## Task prompt
Restate the records in their entirety, word for word.

## start

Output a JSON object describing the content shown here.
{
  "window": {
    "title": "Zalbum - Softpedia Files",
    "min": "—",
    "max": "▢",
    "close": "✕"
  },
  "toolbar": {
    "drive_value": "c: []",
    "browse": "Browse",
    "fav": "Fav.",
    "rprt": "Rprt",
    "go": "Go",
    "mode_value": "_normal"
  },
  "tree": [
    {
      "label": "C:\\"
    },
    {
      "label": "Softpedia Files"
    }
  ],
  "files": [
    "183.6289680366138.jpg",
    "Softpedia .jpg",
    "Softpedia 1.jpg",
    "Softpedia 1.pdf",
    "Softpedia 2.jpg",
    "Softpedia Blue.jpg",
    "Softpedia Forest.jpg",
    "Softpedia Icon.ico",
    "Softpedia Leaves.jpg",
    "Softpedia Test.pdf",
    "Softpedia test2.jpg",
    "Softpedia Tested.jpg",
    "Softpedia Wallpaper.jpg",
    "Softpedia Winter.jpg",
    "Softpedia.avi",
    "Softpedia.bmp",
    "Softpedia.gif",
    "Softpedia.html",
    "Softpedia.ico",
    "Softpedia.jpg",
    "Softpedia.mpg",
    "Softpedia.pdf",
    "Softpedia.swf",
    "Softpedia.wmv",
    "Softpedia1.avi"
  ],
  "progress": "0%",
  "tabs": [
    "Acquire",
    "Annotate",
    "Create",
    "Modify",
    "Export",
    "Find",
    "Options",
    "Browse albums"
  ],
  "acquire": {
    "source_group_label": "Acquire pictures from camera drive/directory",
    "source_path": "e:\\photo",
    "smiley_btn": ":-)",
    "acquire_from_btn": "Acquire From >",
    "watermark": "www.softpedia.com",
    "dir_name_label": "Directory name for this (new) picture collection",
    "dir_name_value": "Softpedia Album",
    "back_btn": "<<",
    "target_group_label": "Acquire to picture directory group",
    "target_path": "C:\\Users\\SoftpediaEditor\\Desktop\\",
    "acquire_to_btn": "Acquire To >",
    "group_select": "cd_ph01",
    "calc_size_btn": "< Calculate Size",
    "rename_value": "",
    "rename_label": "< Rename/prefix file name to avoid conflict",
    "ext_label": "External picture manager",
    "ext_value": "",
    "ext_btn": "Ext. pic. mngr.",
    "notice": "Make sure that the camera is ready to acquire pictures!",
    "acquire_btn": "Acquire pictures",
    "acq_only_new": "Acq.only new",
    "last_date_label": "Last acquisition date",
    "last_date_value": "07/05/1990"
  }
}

## end

## Answer to this problem
Output a JSON object describing the content shown here.
{
  "window": {
    "title": "Zalbum - Softpedia Files",
    "min": "—",
    "max": "▢",
    "close": "✕"
  },
  "toolbar": {
    "drive_value": "c: []",
    "browse": "Browse",
    "fav": "Fav.",
    "rprt": "Rprt",
    "go": "Go",
    "mode_value": "_normal"
  },
  "tree": [
    {
      "label": "C:\\"
    },
    {
      "label": "Softpedia Files"
    }
  ],
  "files": [
    "183.6289680366138.jpg",
    "Softpedia .jpg",
    "Softpedia 1.jpg",
    "Softpedia 1.pdf",
    "Softpedia 2.jpg",
    "Softpedia Blue.jpg",
    "Softpedia Forest.jpg",
    "Softpedia Icon.ico",
    "Softpedia Leaves.jpg",
    "Softpedia Test.pdf",
    "Softpedia test2.jpg",
    "Softpedia Tested.jpg",
    "Softpedia Wallpaper.jpg",
    "Softpedia Winter.jpg",
    "Softpedia.avi",
    "Softpedia.bmp",
    "Softpedia.gif",
    "Softpedia.html",
    "Softpedia.ico",
    "Softpedia.jpg",
    "Softpedia.mpg",
    "Softpedia.pdf",
    "Softpedia.swf",
    "Softpedia.wmv",
    "Softpedia1.avi"
  ],
  "progress": "0%",
  "tabs": [
    "Acquire",
    "Annotate",
    "Create",
    "Modify",
    "Export",
    "Find",
    "Options",
    "Browse albums"
  ],
  "acquire": {
    "source_group_label": "Acquire pictures from camera drive/directory",
    "source_path": "e:\\photo",
    "smiley_btn": ":-)",
    "acquire_from_btn": "Acquire From >",
    "watermark": "www.softpedia.com",
    "dir_name_label": "Directory name for this (new) picture collection",
    "dir_name_value": "Softpedia Album",
    "back_btn": "<<",
    "target_group_label": "Acquire to picture directory group",
    "target_path": "C:\\Users\\SoftpediaEditor\\Desktop\\",
    "acquire_to_btn": "Acquire To >",
    "group_select": "cd_ph01",
    "calc_size_btn": "< Calculate Size",
    "rename_value": "",
    "rename_label": "< Rename/prefix file name to avoid conflict",
    "ext_label": "External picture manager",
    "ext_value": "",
    "ext_btn": "Ext. pic. mngr.",
    "notice": "Make sure that the camera is ready to acquire pictures!",
    "acquire_btn": "Acquire pictures",
    "acq_only_new": "Acq.only new",
    "last_date_label": "Last acquisition date",
    "last_date_value": "07/05/1990"
  }
}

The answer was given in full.